| SET PROBLEM |
From the entries below, please gather each line containing the string "type".

(Records that describe figures)
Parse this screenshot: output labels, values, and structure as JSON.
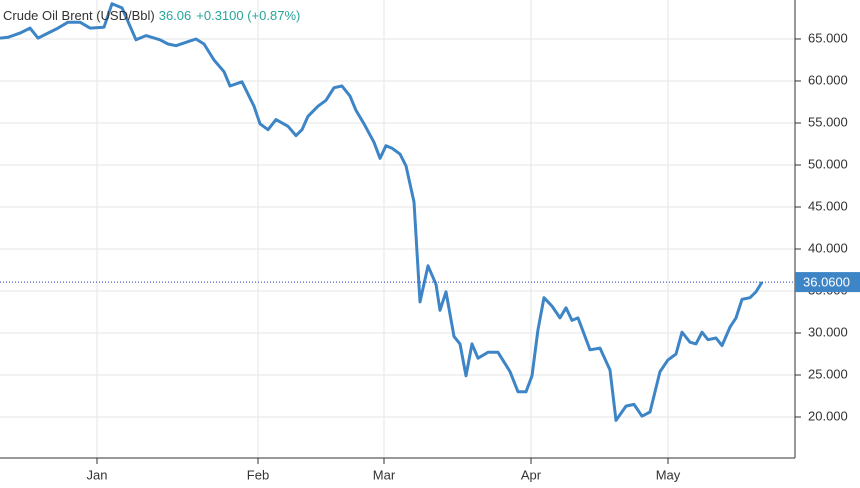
{
  "chart_data": {
    "type": "line",
    "title": "Crude Oil Brent (USD/Bbl)",
    "price": "36.06",
    "change": "+0.3100 (+0.87%)",
    "last_value_label": "36.0600",
    "x": [
      0,
      4,
      10,
      15,
      19,
      24,
      29,
      34,
      40,
      45,
      52,
      56,
      61,
      68,
      73,
      80,
      84,
      88,
      93,
      98,
      102,
      107,
      112,
      115,
      121,
      127,
      130,
      134,
      138,
      144,
      148,
      151,
      154,
      159,
      163,
      167,
      171,
      175,
      178,
      182,
      187,
      190,
      193,
      196,
      200,
      203,
      207,
      210,
      214,
      218,
      220,
      223,
      227,
      230,
      233,
      236,
      239,
      244,
      249,
      255,
      259,
      263,
      266,
      269,
      272,
      276,
      280,
      283,
      286,
      289,
      295,
      300,
      305,
      308,
      313,
      317,
      321,
      325,
      330,
      334,
      338,
      341,
      345,
      348,
      351,
      354,
      358,
      361,
      365,
      368,
      371,
      375,
      378,
      381
    ],
    "series": [
      {
        "name": "Crude Oil Brent",
        "color": "#3d85c6",
        "values": [
          65.1,
          65.2,
          65.7,
          66.3,
          65.1,
          65.7,
          66.3,
          67.0,
          67.0,
          66.3,
          66.4,
          69.2,
          68.7,
          64.9,
          65.4,
          64.9,
          64.4,
          64.2,
          64.6,
          65.0,
          64.4,
          62.5,
          61.1,
          59.4,
          59.9,
          57.0,
          54.9,
          54.2,
          55.4,
          54.6,
          53.5,
          54.2,
          55.8,
          57.0,
          57.7,
          59.2,
          59.4,
          58.2,
          56.5,
          54.9,
          52.7,
          50.8,
          52.3,
          52.0,
          51.3,
          49.9,
          45.6,
          33.7,
          38.0,
          35.8,
          32.7,
          34.9,
          29.6,
          28.7,
          24.9,
          28.7,
          27.0,
          27.7,
          27.7,
          25.4,
          23.0,
          23.0,
          24.9,
          30.4,
          34.2,
          33.2,
          31.8,
          33.0,
          31.5,
          31.8,
          28.0,
          28.2,
          25.6,
          19.6,
          21.3,
          21.5,
          20.1,
          20.6,
          25.4,
          26.8,
          27.5,
          30.1,
          28.9,
          28.7,
          30.1,
          29.2,
          29.4,
          28.5,
          30.7,
          31.8,
          34.0,
          34.2,
          34.9,
          36.06
        ]
      }
    ],
    "xlim": [
      0,
      397.5
    ],
    "xticks": [
      {
        "value": 48.5,
        "label": "Jan"
      },
      {
        "value": 129,
        "label": "Feb"
      },
      {
        "value": 192,
        "label": "Mar"
      },
      {
        "value": 265.5,
        "label": "Apr"
      },
      {
        "value": 334,
        "label": "May"
      }
    ],
    "ylim": [
      15.12,
      69.64
    ],
    "yticks": [
      {
        "value": 20,
        "label": "20.000"
      },
      {
        "value": 25,
        "label": "25.000"
      },
      {
        "value": 30,
        "label": "30.000"
      },
      {
        "value": 35,
        "label": "35.000"
      },
      {
        "value": 40,
        "label": "40.000"
      },
      {
        "value": 45,
        "label": "45.000"
      },
      {
        "value": 50,
        "label": "50.000"
      },
      {
        "value": 55,
        "label": "55.000"
      },
      {
        "value": 60,
        "label": "60.000"
      },
      {
        "value": 65,
        "label": "65.000"
      }
    ],
    "grid": true,
    "last_label_color": "#3d85c6"
  }
}
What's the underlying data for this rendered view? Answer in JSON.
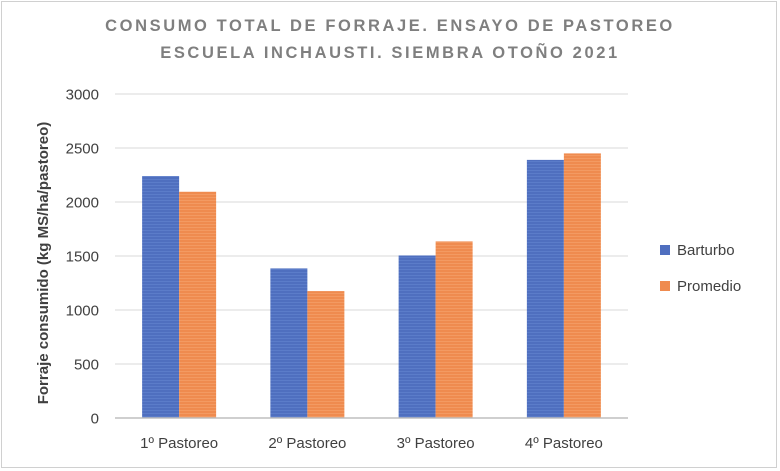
{
  "chart_data": {
    "type": "bar",
    "title_lines": [
      "CONSUMO TOTAL DE FORRAJE. ENSAYO DE PASTOREO",
      "ESCUELA INCHAUSTI. SIEMBRA OTOÑO 2021"
    ],
    "xlabel": "",
    "ylabel": "Forraje consumido (kg MS/ha/pastoreo)",
    "categories": [
      "1º Pastoreo",
      "2º Pastoreo",
      "3º Pastoreo",
      "4º Pastoreo"
    ],
    "series": [
      {
        "name": "Barturbo",
        "color": "#4f6fbf",
        "values": [
          2240,
          1385,
          1505,
          2390
        ]
      },
      {
        "name": "Promedio",
        "color": "#ef8b4f",
        "values": [
          2095,
          1175,
          1635,
          2450
        ]
      }
    ],
    "ylim": [
      0,
      3000
    ],
    "yticks": [
      0,
      500,
      1000,
      1500,
      2000,
      2500,
      3000
    ],
    "grid": true,
    "legend_position": "right"
  }
}
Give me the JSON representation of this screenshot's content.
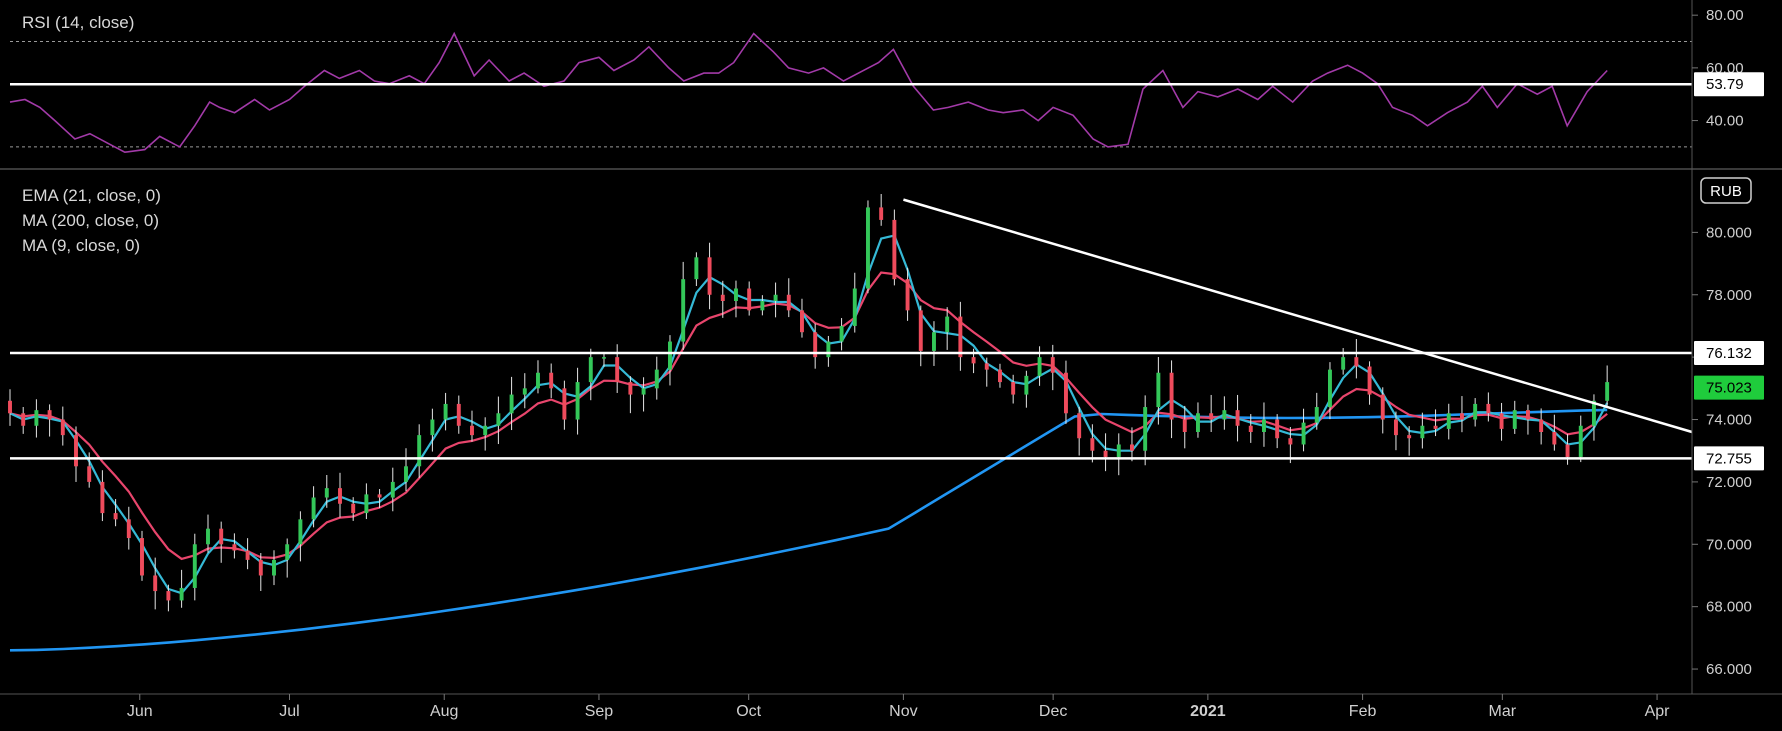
{
  "chart_data": [
    {
      "type": "line",
      "panel": "rsi",
      "indicator_label": "RSI (14, close)",
      "ylim": [
        22,
        85
      ],
      "y_ticks": [
        "80.00",
        "60.00",
        "40.00"
      ],
      "y_tick_values": [
        80,
        60,
        40
      ],
      "upper_band": 70,
      "lower_band": 30,
      "level_line": {
        "value": 53.79,
        "label": "53.79"
      },
      "line_color": "#a23aa8",
      "series": [
        {
          "x": [
            "2020-05-06",
            "2020-05-09",
            "2020-05-12",
            "2020-05-15",
            "2020-05-19",
            "2020-05-22",
            "2020-05-26",
            "2020-05-29",
            "2020-06-02",
            "2020-06-05",
            "2020-06-09",
            "2020-06-12",
            "2020-06-15",
            "2020-06-17",
            "2020-06-20",
            "2020-06-24",
            "2020-06-27",
            "2020-07-01",
            "2020-07-04",
            "2020-07-08",
            "2020-07-11",
            "2020-07-15",
            "2020-07-18",
            "2020-07-21",
            "2020-07-25",
            "2020-07-28",
            "2020-07-31",
            "2020-08-03",
            "2020-08-07",
            "2020-08-10",
            "2020-08-14",
            "2020-08-17",
            "2020-08-21",
            "2020-08-25",
            "2020-08-28",
            "2020-09-01",
            "2020-09-04",
            "2020-09-08",
            "2020-09-11",
            "2020-09-15",
            "2020-09-18",
            "2020-09-22",
            "2020-09-25",
            "2020-09-28",
            "2020-10-02",
            "2020-10-06",
            "2020-10-09",
            "2020-10-13",
            "2020-10-16",
            "2020-10-20",
            "2020-10-23",
            "2020-10-27",
            "2020-10-30",
            "2020-11-03",
            "2020-11-07",
            "2020-11-10",
            "2020-11-14",
            "2020-11-18",
            "2020-11-21",
            "2020-11-25",
            "2020-11-28",
            "2020-12-01",
            "2020-12-05",
            "2020-12-09",
            "2020-12-12",
            "2020-12-16",
            "2020-12-19",
            "2020-12-23",
            "2020-12-27",
            "2020-12-30",
            "2021-01-03",
            "2021-01-07",
            "2021-01-11",
            "2021-01-14",
            "2021-01-18",
            "2021-01-22",
            "2021-01-25",
            "2021-01-29",
            "2021-02-01",
            "2021-02-04",
            "2021-02-07",
            "2021-02-11",
            "2021-02-14",
            "2021-02-18",
            "2021-02-22",
            "2021-02-25",
            "2021-02-28",
            "2021-03-04",
            "2021-03-08",
            "2021-03-11",
            "2021-03-14",
            "2021-03-18",
            "2021-03-22"
          ],
          "y": [
            47,
            48,
            45,
            40,
            33,
            35,
            31,
            28,
            29,
            34,
            30,
            38,
            47,
            45,
            43,
            48,
            44,
            48,
            53,
            59,
            56,
            59,
            55,
            54,
            57,
            54,
            62,
            73,
            57,
            63,
            55,
            58,
            53,
            55,
            62,
            64,
            59,
            63,
            68,
            60,
            55,
            58,
            58,
            62,
            73,
            66,
            60,
            58,
            60,
            55,
            58,
            62,
            67,
            53,
            44,
            45,
            47,
            44,
            43,
            44,
            40,
            45,
            42,
            33,
            30,
            31,
            52,
            59,
            45,
            51,
            49,
            52,
            48,
            53,
            47,
            55,
            58,
            61,
            58,
            54,
            45,
            42,
            38,
            43,
            47,
            53,
            45,
            54,
            50,
            53,
            38,
            51,
            59
          ]
        }
      ]
    },
    {
      "type": "candlestick",
      "panel": "price",
      "indicator_labels": [
        "EMA (21, close, 0)",
        "MA (200, close, 0)",
        "MA (9, close, 0)"
      ],
      "currency": "RUB",
      "ylim": [
        65.2,
        82.0
      ],
      "y_ticks": [
        "80.000",
        "78.000",
        "76.000",
        "74.000",
        "72.000",
        "70.000",
        "68.000",
        "66.000"
      ],
      "y_tick_values": [
        80,
        78,
        76,
        74,
        72,
        70,
        68,
        66
      ],
      "x_ticks": [
        {
          "label": "Jun",
          "x": "2020-06-01"
        },
        {
          "label": "Jul",
          "x": "2020-07-01"
        },
        {
          "label": "Aug",
          "x": "2020-08-01"
        },
        {
          "label": "Sep",
          "x": "2020-09-01"
        },
        {
          "label": "Oct",
          "x": "2020-10-01"
        },
        {
          "label": "Nov",
          "x": "2020-11-01"
        },
        {
          "label": "Dec",
          "x": "2020-12-01"
        },
        {
          "label": "2021",
          "x": "2021-01-01"
        },
        {
          "label": "Feb",
          "x": "2021-02-01"
        },
        {
          "label": "Mar",
          "x": "2021-03-01"
        },
        {
          "label": "Apr",
          "x": "2021-04-01"
        }
      ],
      "x_range": [
        "2020-05-06",
        "2021-04-08"
      ],
      "levels": [
        {
          "value": 76.132,
          "label": "76.132"
        },
        {
          "value": 72.755,
          "label": "72.755"
        }
      ],
      "last_price": {
        "value": 75.023,
        "label": "75.023"
      },
      "trendline": {
        "x": [
          "2020-11-01",
          "2021-04-08"
        ],
        "y": [
          81.05,
          73.6
        ]
      },
      "colors": {
        "up": "#34c759",
        "down": "#ef4b5c",
        "ema21": "#e8456c",
        "ma200": "#2196f3",
        "ma9": "#35b9d6",
        "last": "#1fcc3c"
      },
      "candles_close": [
        74.2,
        73.8,
        74.3,
        74.0,
        73.5,
        72.5,
        72.0,
        71.0,
        70.8,
        70.2,
        69.0,
        68.5,
        68.2,
        68.6,
        70.0,
        70.5,
        70.0,
        69.8,
        69.5,
        69.0,
        69.5,
        70.0,
        70.8,
        71.5,
        71.8,
        71.3,
        71.0,
        71.6,
        71.5,
        72.0,
        72.5,
        73.5,
        74.0,
        74.5,
        73.8,
        73.5,
        73.8,
        74.2,
        74.8,
        75.0,
        75.5,
        75.0,
        74.0,
        75.2,
        76.0,
        76.0,
        75.2,
        74.8,
        75.0,
        75.6,
        76.5,
        78.5,
        79.2,
        78.0,
        77.8,
        78.2,
        77.5,
        77.8,
        78.0,
        77.5,
        76.8,
        76.0,
        76.5,
        77.0,
        78.2,
        80.8,
        80.4,
        78.5,
        77.5,
        76.2,
        76.8,
        77.3,
        76.0,
        75.8,
        75.6,
        75.2,
        74.8,
        75.4,
        76.0,
        75.5,
        74.2,
        73.4,
        73.0,
        72.8,
        73.2,
        73.0,
        74.4,
        75.5,
        74.0,
        73.6,
        74.2,
        74.0,
        74.3,
        73.8,
        73.6,
        74.0,
        73.4,
        73.2,
        73.9,
        74.4,
        75.6,
        76.0,
        75.7,
        74.8,
        74.0,
        73.5,
        73.4,
        73.8,
        73.7,
        74.2,
        74.0,
        74.5,
        74.2,
        73.7,
        74.3,
        74.0,
        73.6,
        73.2,
        72.8,
        73.8,
        74.6,
        75.2
      ]
    }
  ]
}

| THE SOLUTION |
    "type": "line",
    "type": "bar",
      "type": "line",
      "type": "candlestick",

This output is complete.